#### Written instruction:
Search the material below for the word "Main" and copy every line in which it occurs.

#### Stored items:
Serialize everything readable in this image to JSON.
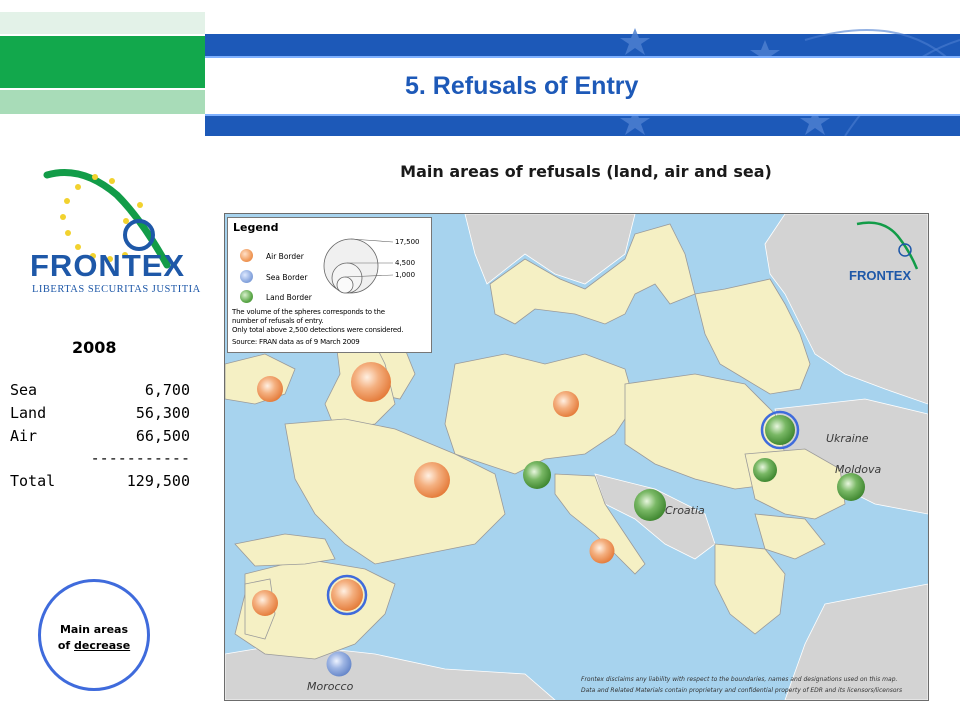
{
  "header": {
    "title": "5. Refusals of Entry"
  },
  "logo": {
    "wordmark": "FRONTEX",
    "motto": "LIBERTAS SECURITAS JUSTITIA"
  },
  "stats": {
    "year": "2008",
    "rows": [
      {
        "label": "Sea",
        "value": "6,700"
      },
      {
        "label": "Land",
        "value": "56,300"
      },
      {
        "label": "Air",
        "value": "66,500"
      },
      {
        "label": "",
        "value": "-----------"
      },
      {
        "label": "Total",
        "value": "129,500"
      }
    ]
  },
  "decrease_note": {
    "line1": "Main areas",
    "line2_prefix": "of ",
    "line2_emph": "decrease"
  },
  "map": {
    "title": "Main areas of refusals (land, air and sea)",
    "legend": {
      "title": "Legend",
      "items": [
        {
          "name": "air-border",
          "label": "Air Border",
          "color": "#f09a5a"
        },
        {
          "name": "sea-border",
          "label": "Sea Border",
          "color": "#8aa7de"
        },
        {
          "name": "land-border",
          "label": "Land Border",
          "color": "#5da84a"
        }
      ],
      "sizes": [
        "17,500",
        "4,500",
        "1,000"
      ],
      "note_line1": "The volume of the spheres corresponds to the",
      "note_line2": "number of refusals of entry.",
      "note_line3": "Only total above 2,500 detections were considered.",
      "source": "Source: FRAN data as of 9 March 2009"
    },
    "map_logo": "FRONTEX",
    "country_labels": {
      "ukraine": "Ukraine",
      "moldova": "Moldova",
      "croatia": "Croatia",
      "morocco": "Morocco"
    },
    "disclaimer_line1": "Frontex disclaims any liability with respect to the boundaries, names and designations used on this map.",
    "disclaimer_line2": "Data and Related Materials contain proprietary and confidential property of EDR and its licensors/licensors",
    "colors": {
      "air": "#f09a5a",
      "sea": "#8aa7de",
      "land": "#5da84a",
      "decrease_ring": "#3f6bdc",
      "land_fill": "#f5f0c4",
      "non_eu_land": "#d3d3d3",
      "water": "#a7d3ee"
    }
  }
}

#### Problem solution:
    "line1": "Main areas",
    "title": "Main areas of refusals (land, air and sea)",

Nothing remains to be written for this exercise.